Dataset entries

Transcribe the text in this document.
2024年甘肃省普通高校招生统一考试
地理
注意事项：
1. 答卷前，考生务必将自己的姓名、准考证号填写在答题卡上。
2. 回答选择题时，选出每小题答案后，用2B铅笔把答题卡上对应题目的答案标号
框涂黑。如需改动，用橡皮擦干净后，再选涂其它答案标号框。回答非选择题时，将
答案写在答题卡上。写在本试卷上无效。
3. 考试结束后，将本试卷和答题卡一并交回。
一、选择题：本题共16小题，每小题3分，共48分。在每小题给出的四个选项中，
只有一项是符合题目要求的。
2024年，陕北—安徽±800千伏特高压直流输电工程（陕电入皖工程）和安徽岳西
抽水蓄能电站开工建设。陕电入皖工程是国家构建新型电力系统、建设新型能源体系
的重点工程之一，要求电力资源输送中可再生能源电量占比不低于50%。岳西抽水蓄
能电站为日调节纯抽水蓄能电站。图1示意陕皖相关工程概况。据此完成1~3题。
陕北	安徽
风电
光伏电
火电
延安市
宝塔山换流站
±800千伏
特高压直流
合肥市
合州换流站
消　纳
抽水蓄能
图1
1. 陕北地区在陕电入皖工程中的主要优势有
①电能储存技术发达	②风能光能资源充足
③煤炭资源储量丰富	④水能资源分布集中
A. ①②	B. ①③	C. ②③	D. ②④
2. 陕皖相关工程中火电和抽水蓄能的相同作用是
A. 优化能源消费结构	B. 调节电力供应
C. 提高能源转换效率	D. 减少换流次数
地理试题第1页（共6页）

• [What needs to be done]: Each entry above is to be printed again exactly.

• [Full solution]:
Transcribe the text in this document.
2024年甘肃省普通高校招生统一考试
地理
注意事项：
1. 答卷前，考生务必将自己的姓名、准考证号填写在答题卡上。
2. 回答选择题时，选出每小题答案后，用2B铅笔把答题卡上对应题目的答案标号
框涂黑。如需改动，用橡皮擦干净后，再选涂其它答案标号框。回答非选择题时，将
答案写在答题卡上。写在本试卷上无效。
3. 考试结束后，将本试卷和答题卡一并交回。
一、选择题：本题共16小题，每小题3分，共48分。在每小题给出的四个选项中，
只有一项是符合题目要求的。
2024年，陕北—安徽±800千伏特高压直流输电工程（陕电入皖工程）和安徽岳西
抽水蓄能电站开工建设。陕电入皖工程是国家构建新型电力系统、建设新型能源体系
的重点工程之一，要求电力资源输送中可再生能源电量占比不低于50%。岳西抽水蓄
能电站为日调节纯抽水蓄能电站。图1示意陕皖相关工程概况。据此完成1~3题。
陕北	安徽
风电
光伏电
火电
延安市
宝塔山换流站
±800千伏
特高压直流
合肥市
合州换流站
消　纳
抽水蓄能
图1
1. 陕北地区在陕电入皖工程中的主要优势有
①电能储存技术发达	②风能光能资源充足
③煤炭资源储量丰富	④水能资源分布集中
A. ①②	B. ①③	C. ②③	D. ②④
2. 陕皖相关工程中火电和抽水蓄能的相同作用是
A. 优化能源消费结构	B. 调节电力供应
C. 提高能源转换效率	D. 减少换流次数
地理试题第1页（共6页）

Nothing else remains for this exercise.